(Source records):
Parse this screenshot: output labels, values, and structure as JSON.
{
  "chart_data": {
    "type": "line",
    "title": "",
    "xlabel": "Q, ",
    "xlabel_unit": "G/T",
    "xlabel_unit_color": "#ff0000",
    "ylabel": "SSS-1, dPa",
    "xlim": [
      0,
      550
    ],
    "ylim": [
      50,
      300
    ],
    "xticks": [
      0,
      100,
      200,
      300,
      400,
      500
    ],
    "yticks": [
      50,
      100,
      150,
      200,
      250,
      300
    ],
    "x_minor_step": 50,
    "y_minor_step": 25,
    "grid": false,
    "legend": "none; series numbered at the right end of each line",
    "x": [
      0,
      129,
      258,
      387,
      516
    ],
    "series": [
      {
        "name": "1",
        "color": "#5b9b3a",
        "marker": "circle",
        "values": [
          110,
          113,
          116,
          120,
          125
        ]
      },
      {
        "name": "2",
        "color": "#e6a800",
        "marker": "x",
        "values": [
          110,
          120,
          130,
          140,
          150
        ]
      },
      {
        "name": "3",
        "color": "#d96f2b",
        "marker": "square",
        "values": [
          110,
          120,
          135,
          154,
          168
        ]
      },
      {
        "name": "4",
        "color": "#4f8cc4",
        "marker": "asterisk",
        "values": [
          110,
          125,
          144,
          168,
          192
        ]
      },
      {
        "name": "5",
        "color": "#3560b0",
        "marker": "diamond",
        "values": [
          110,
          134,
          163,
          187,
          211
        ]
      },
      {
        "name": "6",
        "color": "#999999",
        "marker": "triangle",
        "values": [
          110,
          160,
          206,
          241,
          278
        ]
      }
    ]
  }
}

(Exercise):
Transcribe the records above exactly as they appear.

(Task solution):
Parse this screenshot: output labels, values, and structure as JSON.
{
  "chart_data": {
    "type": "line",
    "title": "",
    "xlabel": "Q, ",
    "xlabel_unit": "G/T",
    "xlabel_unit_color": "#ff0000",
    "ylabel": "SSS-1, dPa",
    "xlim": [
      0,
      550
    ],
    "ylim": [
      50,
      300
    ],
    "xticks": [
      0,
      100,
      200,
      300,
      400,
      500
    ],
    "yticks": [
      50,
      100,
      150,
      200,
      250,
      300
    ],
    "x_minor_step": 50,
    "y_minor_step": 25,
    "grid": false,
    "legend": "none; series numbered at the right end of each line",
    "x": [
      0,
      129,
      258,
      387,
      516
    ],
    "series": [
      {
        "name": "1",
        "color": "#5b9b3a",
        "marker": "circle",
        "values": [
          110,
          113,
          116,
          120,
          125
        ]
      },
      {
        "name": "2",
        "color": "#e6a800",
        "marker": "x",
        "values": [
          110,
          120,
          130,
          140,
          150
        ]
      },
      {
        "name": "3",
        "color": "#d96f2b",
        "marker": "square",
        "values": [
          110,
          120,
          135,
          154,
          168
        ]
      },
      {
        "name": "4",
        "color": "#4f8cc4",
        "marker": "asterisk",
        "values": [
          110,
          125,
          144,
          168,
          192
        ]
      },
      {
        "name": "5",
        "color": "#3560b0",
        "marker": "diamond",
        "values": [
          110,
          134,
          163,
          187,
          211
        ]
      },
      {
        "name": "6",
        "color": "#999999",
        "marker": "triangle",
        "values": [
          110,
          160,
          206,
          241,
          278
        ]
      }
    ]
  }
}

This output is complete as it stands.